Write out all the material exactly. Leave nothing out.

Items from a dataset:
──────────────────────────────
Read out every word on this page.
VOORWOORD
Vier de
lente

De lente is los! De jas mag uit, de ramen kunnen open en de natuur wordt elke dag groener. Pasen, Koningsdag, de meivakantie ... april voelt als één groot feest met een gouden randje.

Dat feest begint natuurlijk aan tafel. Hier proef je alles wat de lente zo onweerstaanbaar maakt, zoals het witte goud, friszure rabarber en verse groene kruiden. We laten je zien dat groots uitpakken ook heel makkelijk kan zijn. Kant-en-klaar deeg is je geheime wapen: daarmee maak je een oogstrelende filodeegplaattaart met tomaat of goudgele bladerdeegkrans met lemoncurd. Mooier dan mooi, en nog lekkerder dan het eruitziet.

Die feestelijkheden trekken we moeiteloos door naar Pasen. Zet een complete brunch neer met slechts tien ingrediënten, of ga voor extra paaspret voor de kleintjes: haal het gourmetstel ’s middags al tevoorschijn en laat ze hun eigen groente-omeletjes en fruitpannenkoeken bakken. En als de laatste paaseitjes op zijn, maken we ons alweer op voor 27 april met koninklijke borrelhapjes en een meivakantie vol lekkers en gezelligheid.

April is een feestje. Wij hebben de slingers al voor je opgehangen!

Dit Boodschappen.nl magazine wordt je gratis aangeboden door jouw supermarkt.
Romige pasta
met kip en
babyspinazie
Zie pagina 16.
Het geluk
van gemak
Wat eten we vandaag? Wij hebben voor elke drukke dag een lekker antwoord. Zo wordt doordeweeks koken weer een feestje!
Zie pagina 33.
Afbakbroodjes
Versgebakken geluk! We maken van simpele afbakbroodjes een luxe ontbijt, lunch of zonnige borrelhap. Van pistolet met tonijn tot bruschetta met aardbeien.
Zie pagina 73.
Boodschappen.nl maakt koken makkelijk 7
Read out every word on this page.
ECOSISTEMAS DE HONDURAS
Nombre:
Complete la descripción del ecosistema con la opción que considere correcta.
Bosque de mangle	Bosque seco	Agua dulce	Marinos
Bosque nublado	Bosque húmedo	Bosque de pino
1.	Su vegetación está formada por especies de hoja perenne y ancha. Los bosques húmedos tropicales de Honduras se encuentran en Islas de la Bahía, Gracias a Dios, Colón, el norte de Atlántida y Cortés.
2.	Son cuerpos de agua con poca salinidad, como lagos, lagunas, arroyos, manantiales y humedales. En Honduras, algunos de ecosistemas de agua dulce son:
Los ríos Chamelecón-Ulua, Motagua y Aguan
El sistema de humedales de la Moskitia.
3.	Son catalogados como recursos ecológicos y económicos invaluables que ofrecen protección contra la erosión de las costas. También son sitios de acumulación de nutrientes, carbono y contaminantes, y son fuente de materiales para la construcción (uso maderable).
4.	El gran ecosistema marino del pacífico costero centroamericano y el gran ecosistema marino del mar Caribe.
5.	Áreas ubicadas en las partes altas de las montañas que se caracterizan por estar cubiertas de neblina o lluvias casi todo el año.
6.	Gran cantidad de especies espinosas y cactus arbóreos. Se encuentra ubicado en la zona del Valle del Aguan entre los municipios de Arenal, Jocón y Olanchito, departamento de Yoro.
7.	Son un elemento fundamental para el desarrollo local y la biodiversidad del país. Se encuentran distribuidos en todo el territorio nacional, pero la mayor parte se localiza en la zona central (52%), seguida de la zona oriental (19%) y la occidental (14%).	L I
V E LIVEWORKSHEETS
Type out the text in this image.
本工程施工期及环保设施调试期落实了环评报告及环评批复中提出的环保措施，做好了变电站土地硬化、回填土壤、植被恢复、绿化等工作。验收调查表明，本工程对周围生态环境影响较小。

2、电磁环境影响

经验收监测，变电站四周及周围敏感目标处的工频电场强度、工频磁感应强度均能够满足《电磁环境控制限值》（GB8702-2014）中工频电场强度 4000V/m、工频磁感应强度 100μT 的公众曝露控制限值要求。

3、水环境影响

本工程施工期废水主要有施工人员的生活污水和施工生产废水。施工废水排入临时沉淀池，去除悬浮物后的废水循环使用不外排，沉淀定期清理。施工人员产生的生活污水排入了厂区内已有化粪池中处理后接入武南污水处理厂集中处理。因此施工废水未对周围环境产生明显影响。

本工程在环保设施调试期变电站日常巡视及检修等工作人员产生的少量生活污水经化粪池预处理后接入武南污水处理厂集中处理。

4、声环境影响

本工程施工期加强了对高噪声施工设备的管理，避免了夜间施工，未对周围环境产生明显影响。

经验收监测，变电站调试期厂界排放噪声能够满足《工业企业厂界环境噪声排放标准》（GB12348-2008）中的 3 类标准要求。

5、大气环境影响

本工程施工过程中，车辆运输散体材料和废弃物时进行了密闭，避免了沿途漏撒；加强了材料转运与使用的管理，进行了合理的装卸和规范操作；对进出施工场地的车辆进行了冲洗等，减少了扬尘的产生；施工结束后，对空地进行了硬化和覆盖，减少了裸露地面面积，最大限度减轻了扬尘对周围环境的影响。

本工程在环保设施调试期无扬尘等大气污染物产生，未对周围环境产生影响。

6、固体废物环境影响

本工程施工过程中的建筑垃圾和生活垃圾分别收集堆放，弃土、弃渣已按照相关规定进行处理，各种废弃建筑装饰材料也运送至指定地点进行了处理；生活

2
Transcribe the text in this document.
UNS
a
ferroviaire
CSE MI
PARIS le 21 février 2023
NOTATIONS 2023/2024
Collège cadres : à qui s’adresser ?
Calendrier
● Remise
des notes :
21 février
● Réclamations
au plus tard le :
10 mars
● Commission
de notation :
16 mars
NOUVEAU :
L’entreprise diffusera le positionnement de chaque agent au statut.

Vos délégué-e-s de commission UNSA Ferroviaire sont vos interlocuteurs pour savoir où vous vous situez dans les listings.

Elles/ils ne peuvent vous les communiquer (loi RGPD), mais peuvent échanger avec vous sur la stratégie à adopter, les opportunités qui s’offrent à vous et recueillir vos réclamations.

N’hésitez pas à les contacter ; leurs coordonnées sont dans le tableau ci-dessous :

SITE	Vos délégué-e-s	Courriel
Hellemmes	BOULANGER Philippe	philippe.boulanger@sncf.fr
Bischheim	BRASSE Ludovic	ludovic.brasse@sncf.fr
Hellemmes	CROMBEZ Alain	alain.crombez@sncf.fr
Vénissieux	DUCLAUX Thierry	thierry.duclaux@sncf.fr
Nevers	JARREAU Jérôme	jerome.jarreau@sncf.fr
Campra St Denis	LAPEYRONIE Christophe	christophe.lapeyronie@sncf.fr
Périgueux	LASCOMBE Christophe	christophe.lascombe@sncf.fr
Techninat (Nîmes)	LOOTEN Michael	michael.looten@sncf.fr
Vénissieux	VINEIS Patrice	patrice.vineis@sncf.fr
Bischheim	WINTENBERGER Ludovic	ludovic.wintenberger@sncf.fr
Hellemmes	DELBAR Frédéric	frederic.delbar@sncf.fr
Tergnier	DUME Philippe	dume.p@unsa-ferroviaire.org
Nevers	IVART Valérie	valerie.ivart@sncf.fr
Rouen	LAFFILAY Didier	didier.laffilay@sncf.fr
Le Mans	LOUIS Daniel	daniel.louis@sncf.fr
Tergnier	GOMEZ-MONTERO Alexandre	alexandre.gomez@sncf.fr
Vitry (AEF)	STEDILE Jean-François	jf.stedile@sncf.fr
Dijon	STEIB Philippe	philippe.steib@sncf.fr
──────────────────────────────
ANSWER FOR THE TASK:
Read out every word on this page.
VOORWOORD
Vier de
lente

De lente is los! De jas mag uit, de ramen kunnen open en de natuur wordt elke dag groener. Pasen, Koningsdag, de meivakantie ... april voelt als één groot feest met een gouden randje.

Dat feest begint natuurlijk aan tafel. Hier proef je alles wat de lente zo onweerstaanbaar maakt, zoals het witte goud, friszure rabarber en verse groene kruiden. We laten je zien dat groots uitpakken ook heel makkelijk kan zijn. Kant-en-klaar deeg is je geheime wapen: daarmee maak je een oogstrelende filodeegplaattaart met tomaat of goudgele bladerdeegkrans met lemoncurd. Mooier dan mooi, en nog lekkerder dan het eruitziet.

Die feestelijkheden trekken we moeiteloos door naar Pasen. Zet een complete brunch neer met slechts tien ingrediënten, of ga voor extra paaspret voor de kleintjes: haal het gourmetstel ’s middags al tevoorschijn en laat ze hun eigen groente-omeletjes en fruitpannenkoeken bakken. En als de laatste paaseitjes op zijn, maken we ons alweer op voor 27 april met koninklijke borrelhapjes en een meivakantie vol lekkers en gezelligheid.

April is een feestje. Wij hebben de slingers al voor je opgehangen!

Dit Boodschappen.nl magazine wordt je gratis aangeboden door jouw supermarkt.
Romige pasta
met kip en
babyspinazie
Zie pagina 16.
Het geluk
van gemak
Wat eten we vandaag? Wij hebben voor elke drukke dag een lekker antwoord. Zo wordt doordeweeks koken weer een feestje!
Zie pagina 33.
Afbakbroodjes
Versgebakken geluk! We maken van simpele afbakbroodjes een luxe ontbijt, lunch of zonnige borrelhap. Van pistolet met tonijn tot bruschetta met aardbeien.
Zie pagina 73.
Boodschappen.nl maakt koken makkelijk 7
Read out every word on this page.
ECOSISTEMAS DE HONDURAS
Nombre:
Complete la descripción del ecosistema con la opción que considere correcta.
Bosque de mangle	Bosque seco	Agua dulce	Marinos
Bosque nublado	Bosque húmedo	Bosque de pino
1.	Su vegetación está formada por especies de hoja perenne y ancha. Los bosques húmedos tropicales de Honduras se encuentran en Islas de la Bahía, Gracias a Dios, Colón, el norte de Atlántida y Cortés.
2.	Son cuerpos de agua con poca salinidad, como lagos, lagunas, arroyos, manantiales y humedales. En Honduras, algunos de ecosistemas de agua dulce son:
Los ríos Chamelecón-Ulua, Motagua y Aguan
El sistema de humedales de la Moskitia.
3.	Son catalogados como recursos ecológicos y económicos invaluables que ofrecen protección contra la erosión de las costas. También son sitios de acumulación de nutrientes, carbono y contaminantes, y son fuente de materiales para la construcción (uso maderable).
4.	El gran ecosistema marino del pacífico costero centroamericano y el gran ecosistema marino del mar Caribe.
5.	Áreas ubicadas en las partes altas de las montañas que se caracterizan por estar cubiertas de neblina o lluvias casi todo el año.
6.	Gran cantidad de especies espinosas y cactus arbóreos. Se encuentra ubicado en la zona del Valle del Aguan entre los municipios de Arenal, Jocón y Olanchito, departamento de Yoro.
7.	Son un elemento fundamental para el desarrollo local y la biodiversidad del país. Se encuentran distribuidos en todo el territorio nacional, pero la mayor parte se localiza en la zona central (52%), seguida de la zona oriental (19%) y la occidental (14%).	L I
V E LIVEWORKSHEETS
Type out the text in this image.
本工程施工期及环保设施调试期落实了环评报告及环评批复中提出的环保措施，做好了变电站土地硬化、回填土壤、植被恢复、绿化等工作。验收调查表明，本工程对周围生态环境影响较小。

2、电磁环境影响

经验收监测，变电站四周及周围敏感目标处的工频电场强度、工频磁感应强度均能够满足《电磁环境控制限值》（GB8702-2014）中工频电场强度 4000V/m、工频磁感应强度 100μT 的公众曝露控制限值要求。

3、水环境影响

本工程施工期废水主要有施工人员的生活污水和施工生产废水。施工废水排入临时沉淀池，去除悬浮物后的废水循环使用不外排，沉淀定期清理。施工人员产生的生活污水排入了厂区内已有化粪池中处理后接入武南污水处理厂集中处理。因此施工废水未对周围环境产生明显影响。

本工程在环保设施调试期变电站日常巡视及检修等工作人员产生的少量生活污水经化粪池预处理后接入武南污水处理厂集中处理。

4、声环境影响

本工程施工期加强了对高噪声施工设备的管理，避免了夜间施工，未对周围环境产生明显影响。

经验收监测，变电站调试期厂界排放噪声能够满足《工业企业厂界环境噪声排放标准》（GB12348-2008）中的 3 类标准要求。

5、大气环境影响

本工程施工过程中，车辆运输散体材料和废弃物时进行了密闭，避免了沿途漏撒；加强了材料转运与使用的管理，进行了合理的装卸和规范操作；对进出施工场地的车辆进行了冲洗等，减少了扬尘的产生；施工结束后，对空地进行了硬化和覆盖，减少了裸露地面面积，最大限度减轻了扬尘对周围环境的影响。

本工程在环保设施调试期无扬尘等大气污染物产生，未对周围环境产生影响。

6、固体废物环境影响

本工程施工过程中的建筑垃圾和生活垃圾分别收集堆放，弃土、弃渣已按照相关规定进行处理，各种废弃建筑装饰材料也运送至指定地点进行了处理；生活

2
Transcribe the text in this document.
UNS
a
ferroviaire
CSE MI
PARIS le 21 février 2023
NOTATIONS 2023/2024
Collège cadres : à qui s’adresser ?
Calendrier
● Remise
des notes :
21 février
● Réclamations
au plus tard le :
10 mars
● Commission
de notation :
16 mars
NOUVEAU :
L’entreprise diffusera le positionnement de chaque agent au statut.

Vos délégué-e-s de commission UNSA Ferroviaire sont vos interlocuteurs pour savoir où vous vous situez dans les listings.

Elles/ils ne peuvent vous les communiquer (loi RGPD), mais peuvent échanger avec vous sur la stratégie à adopter, les opportunités qui s’offrent à vous et recueillir vos réclamations.

N’hésitez pas à les contacter ; leurs coordonnées sont dans le tableau ci-dessous :

SITE	Vos délégué-e-s	Courriel
Hellemmes	BOULANGER Philippe	philippe.boulanger@sncf.fr
Bischheim	BRASSE Ludovic	ludovic.brasse@sncf.fr
Hellemmes	CROMBEZ Alain	alain.crombez@sncf.fr
Vénissieux	DUCLAUX Thierry	thierry.duclaux@sncf.fr
Nevers	JARREAU Jérôme	jerome.jarreau@sncf.fr
Campra St Denis	LAPEYRONIE Christophe	christophe.lapeyronie@sncf.fr
Périgueux	LASCOMBE Christophe	christophe.lascombe@sncf.fr
Techninat (Nîmes)	LOOTEN Michael	michael.looten@sncf.fr
Vénissieux	VINEIS Patrice	patrice.vineis@sncf.fr
Bischheim	WINTENBERGER Ludovic	ludovic.wintenberger@sncf.fr
Hellemmes	DELBAR Frédéric	frederic.delbar@sncf.fr
Tergnier	DUME Philippe	dume.p@unsa-ferroviaire.org
Nevers	IVART Valérie	valerie.ivart@sncf.fr
Rouen	LAFFILAY Didier	didier.laffilay@sncf.fr
Le Mans	LOUIS Daniel	daniel.louis@sncf.fr
Tergnier	GOMEZ-MONTERO Alexandre	alexandre.gomez@sncf.fr
Vitry (AEF)	STEDILE Jean-François	jf.stedile@sncf.fr
Dijon	STEIB Philippe	philippe.steib@sncf.fr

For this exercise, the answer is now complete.